### DATA RECORDS
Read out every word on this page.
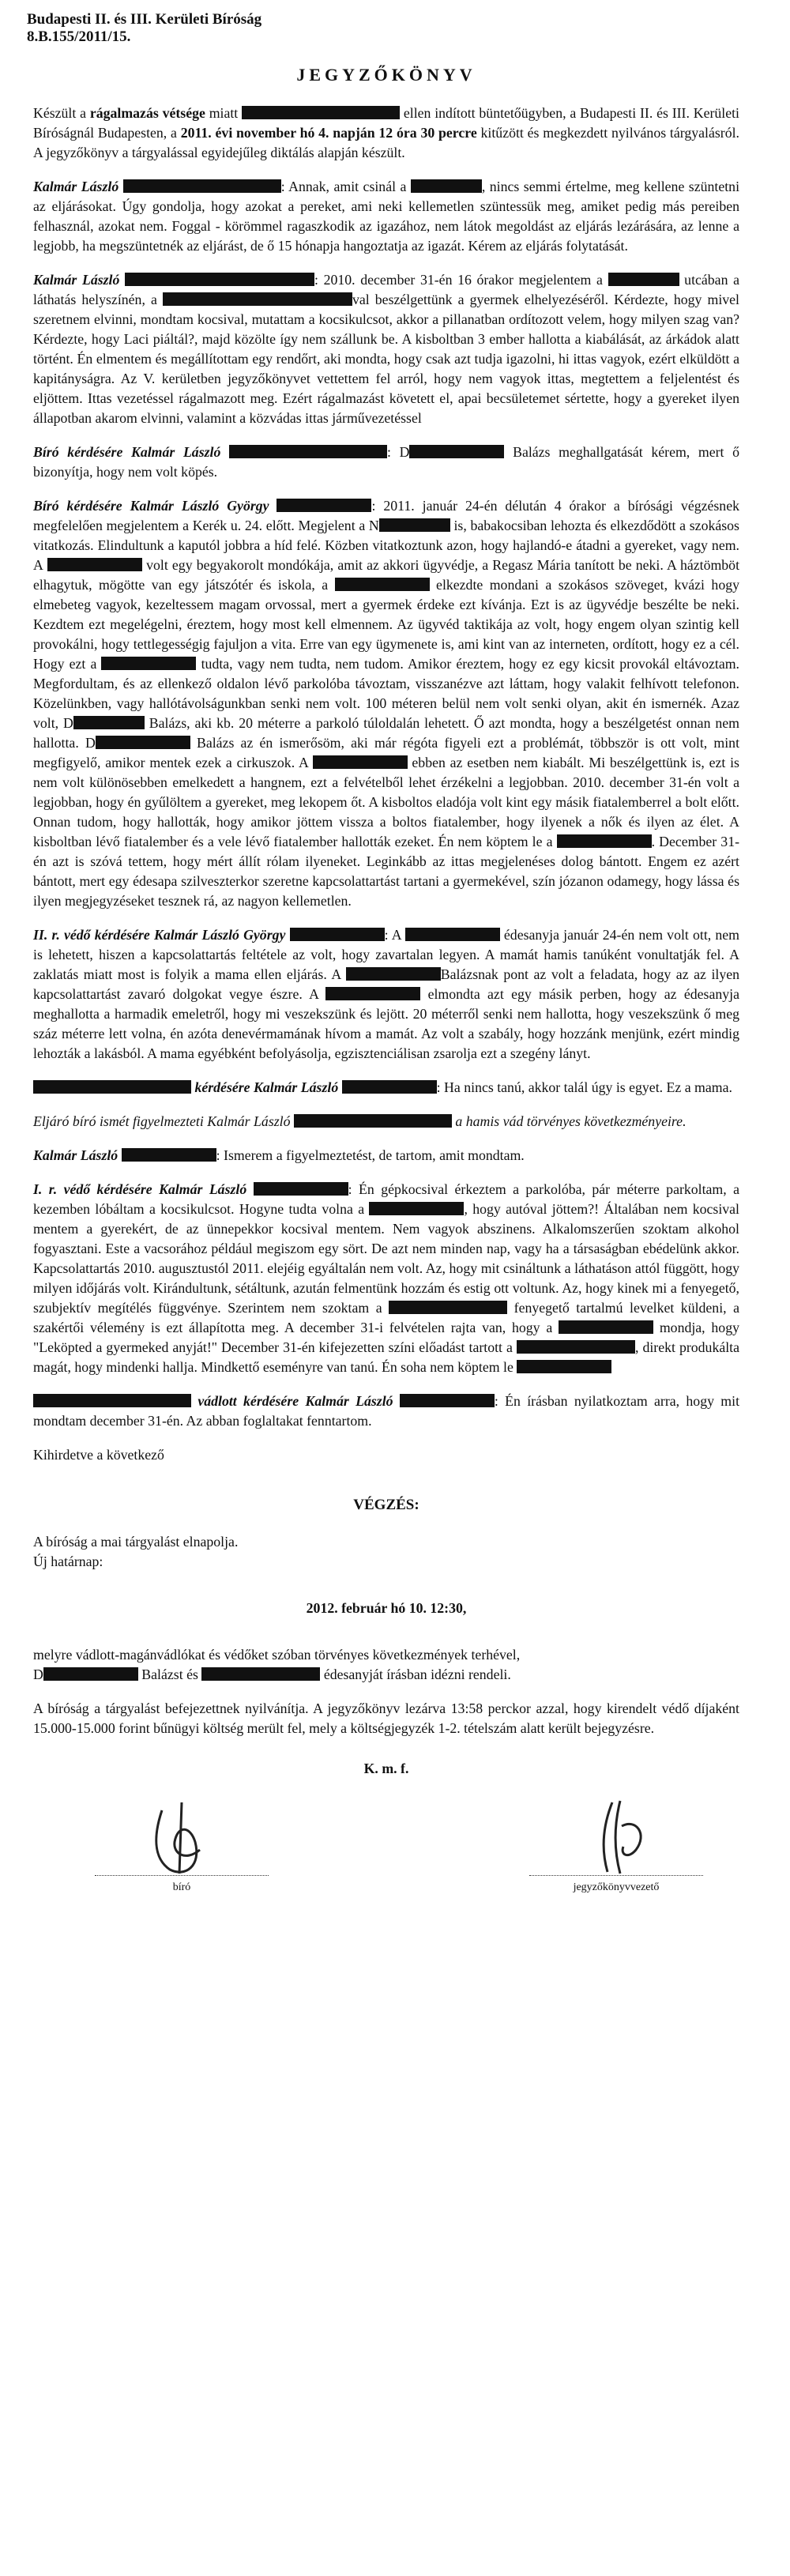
Budapesti II. és III. Kerületi Bíróság
8.B.155/2011/15.
JEGYZŐKÖNYV
Készült a rágalmazás vétsége miatt	ellen indított büntetőügyben, a Budapesti II. és III. Kerületi Bíróságnál Budapesten, a 2011. évi november hó 4. napján 12 óra 30 percre kitűzött és megkezdett nyilvános tárgyalásról. A jegyzőkönyv a tárgyalással egyidejűleg diktálás alapján készült.
Kalmár László	: Annak, amit csinál a	, nincs semmi értelme, meg kellene szüntetni az eljárásokat. Úgy gondolja, hogy azokat a pereket, ami neki kellemetlen szüntessük meg, amiket pedig más pereiben felhasznál, azokat nem. Foggal - körömmel ragaszkodik az igazához, nem látok megoldást az eljárás lezárására, az lenne a legjobb, ha megszüntetnék az eljárást, de ő 15 hónapja hangoztatja az igazát. Kérem az eljárás folytatását.
Kalmár László	: 2010. december 31-én 16 órakor megjelentem a	utcában a láthatás helyszínén, a	val beszélgettünk a gyermek elhelyezéséről. Kérdezte, hogy mivel szeretnem elvinni, mondtam kocsival, mutattam a kocsikulcsot, akkor a pillanatban ordítozott velem, hogy milyen szag van? Kérdezte, hogy Laci piáltál?, majd közölte így nem szállunk be. A kisboltban 3 ember hallotta a kiabálását, az árkádok alatt történt. Én elmentem és megállítottam egy rendőrt, aki mondta, hogy csak azt tudja igazolni, hi ittas vagyok, ezért elküldött a kapitányságra. Az V. kerületben jegyzőkönyvet vettettem fel arról, hogy nem vagyok ittas, megtettem a feljelentést és eljöttem. Ittas vezetéssel rágalmazott meg. Ezért rágalmazást követett el, apai becsületemet sértette, hogy a gyereket ilyen állapotban akarom elvinni, valamint a közvádas ittas járművezetéssel
Bíró kérdésére Kalmár László	: D	Balázs meghallgatását kérem, mert ő bizonyítja, hogy nem volt köpés.
Bíró kérdésére Kalmár László György	: 2011. január 24-én délután 4 órakor a bírósági végzésnek megfelelően megjelentem a Kerék u. 24. előtt. Megjelent a N	is, babakocsiban lehozta és elkezdődött a szokásos vitatkozás. Elindultunk a kaputól jobbra a híd felé. Közben vitatkoztunk azon, hogy hajlandó-e átadni a gyereket, vagy nem. A	volt egy begyakorolt mondókája, amit az akkori ügyvédje, a Regasz Mária tanított be neki. A háztömböt elhagytuk, mögötte van egy játszótér és iskola, a	elkezdte mondani a szokásos szöveget, kvázi hogy elmebeteg vagyok, kezeltessem magam orvossal, mert a gyermek érdeke ezt kívánja. Ezt is az ügyvédje beszélte be neki. Kezdtem ezt megelégelni, éreztem, hogy most kell elmennem. Az ügyvéd taktikája az volt, hogy engem olyan szintig kell provokálni, hogy tettlegességig fajuljon a vita. Erre van egy ügymenete is, ami kint van az interneten, ordított, hogy ez a cél. Hogy ezt a	tudta, vagy nem tudta, nem tudom. Amikor éreztem, hogy ez egy kicsit provokál eltávoztam. Megfordultam, és az ellenkező oldalon lévő parkolóba távoztam, visszanézve azt láttam, hogy valakit felhívott telefonon. Közelünkben, vagy hallótávolságunkban senki nem volt. 100 méteren belül nem volt senki olyan, akit én ismernék. Azaz volt, D	Balázs, aki kb. 20 méterre a parkoló túloldalán lehetett. Ő azt mondta, hogy a beszélgetést onnan nem hallotta. D	Balázs az én ismerősöm, aki már régóta figyeli ezt a problémát, többször is ott volt, mint megfigyelő, amikor mentek ezek a cirkuszok. A	ebben az esetben nem kiabált. Mi beszélgettünk is, ezt is nem volt különösebben emelkedett a hangnem, ezt a felvételből lehet érzékelni a legjobban. 2010. december 31-én volt a legjobban, hogy én gyűlöltem a gyereket, meg lekopem őt. A kisboltos eladója volt kint egy másik fiatalemberrel a bolt előtt. Onnan tudom, hogy hallották, hogy amikor jöttem vissza a boltos fiatalember, hogy ilyenek a nők és ilyen az élet. A kisboltban lévő fiatalember és a vele lévő fiatalember hallották ezeket. Én nem köptem le a	. December 31-én azt is szóvá tettem, hogy mért állít rólam ilyeneket. Leginkább az ittas megjelenéses dolog bántott. Engem ez azért bántott, mert egy édesapa szilveszterkor szeretne kapcsolattartást tartani a gyermekével, szín józanon odamegy, hogy lássa és ilyen megjegyzéseket tesznek rá, az nagyon kellemetlen.
II. r. védő kérdésére Kalmár László György	: A	édesanyja január 24-én nem volt ott, nem is lehetett, hiszen a kapcsolattartás feltétele az volt, hogy zavartalan legyen. A mamát hamis tanúként vonultatják fel. A zaklatás miatt most is folyik a mama ellen eljárás. A	Balázsnak pont az volt a feladata, hogy az az ilyen kapcsolattartást zavaró dolgokat vegye észre. A	elmondta azt egy másik perben, hogy az édesanyja meghallotta a harmadik emeletről, hogy mi veszekszünk és lejött. 20 méterről senki nem hallotta, hogy veszekszünk ő meg száz méterre lett volna, én azóta denevérmamának hívom a mamát. Az volt a szabály, hogy hozzánk menjünk, ezért mindig lehozták a lakásból. A mama egyébként befolyásolja, egzisztenciálisan zsarolja ezt a szegény lányt.
kérdésére Kalmár László	: Ha nincs tanú, akkor talál úgy is egyet. Ez a mama.
Eljáró bíró ismét figyelmezteti Kalmár László	a hamis vád törvényes következményeire.
Kalmár László	: Ismerem a figyelmeztetést, de tartom, amit mondtam.
I. r. védő kérdésére Kalmár László	: Én gépkocsival érkeztem a parkolóba, pár méterre parkoltam, a kezemben lóbáltam a kocsikulcsot. Hogyne tudta volna a	, hogy autóval jöttem?! Általában nem kocsival mentem a gyerekért, de az ünnepekkor kocsival mentem. Nem vagyok abszinens. Alkalomszerűen szoktam alkohol fogyasztani. Este a vacsorához például megiszom egy sört. De azt nem minden nap, vagy ha a társaságban ebédelünk akkor. Kapcsolattartás 2010. augusztustól 2011. elejéig egyáltalán nem volt. Az, hogy mit csináltunk a láthatáson attól függött, hogy milyen időjárás volt. Kirándultunk, sétáltunk, azután felmentünk hozzám és estig ott voltunk. Az, hogy kinek mi a fenyegető, szubjektív megítélés függvénye. Szerintem nem szoktam a	fenyegető tartalmú levelket küldeni, a szakértői vélemény is ezt állapította meg. A december 31-i felvételen rajta van, hogy a	mondja, hogy "Leköpted a gyermeked anyját!" December 31-én kifejezetten színi előadást tartott a	, direkt produkálta magát, hogy mindenki hallja. Mindkettő eseményre van tanú. Én soha nem köptem le
vádlott kérdésére Kalmár László	: Én írásban nyilatkoztam arra, hogy mit mondtam december 31-én. Az abban foglaltakat fenntartom.
Kihirdetve a következő
VÉGZÉS:
A bíróság a mai tárgyalást elnapolja.
Új határnap:
2012. február hó 10. 12:30,

melyre vádlott-magánvádlókat és védőket szóban törvényes következmények terhével,

D	Balázst és	édesanyját írásban idézni rendeli.

A bíróság a tárgyalást befejezettnek nyilvánítja. A jegyzőkönyv lezárva 13:58 perckor azzal, hogy kirendelt védő díjaként 15.000-15.000 forint bűnügyi költség merült fel, mely a költségjegyzék 1-2. tételszám alatt került bejegyzésre.
K. m. f.
bíró	jegyzőkönyvvezető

### STATED EXERCISE
Return all lines of the material above in which the word "mondtam" occurs.

### THE REPLY
Kalmár László	: 2010. december 31-én 16 órakor megjelentem a	utcában a láthatás helyszínén, a	val beszélgettünk a gyermek elhelyezéséről. Kérdezte, hogy mivel szeretnem elvinni, mondtam kocsival, mutattam a kocsikulcsot, akkor a pillanatban ordítozott velem, hogy milyen szag van? Kérdezte, hogy Laci piáltál?, majd közölte így nem szállunk be. A kisboltban 3 ember hallotta a kiabálását, az árkádok alatt történt. Én elmentem és megállítottam egy rendőrt, aki mondta, hogy csak azt tudja igazolni, hi ittas vagyok, ezért elküldött a kapitányságra. Az V. kerületben jegyzőkönyvet vettettem fel arról, hogy nem vagyok ittas, megtettem a feljelentést és eljöttem. Ittas vezetéssel rágalmazott meg. Ezért rágalmazást követett el, apai becsületemet sértette, hogy a gyereket ilyen állapotban akarom elvinni, valamint a közvádas ittas járművezetéssel
Kalmár László	: Ismerem a figyelmeztetést, de tartom, amit mondtam.
vádlott kérdésére Kalmár László	: Én írásban nyilatkoztam arra, hogy mit mondtam december 31-én. Az abban foglaltakat fenntartom.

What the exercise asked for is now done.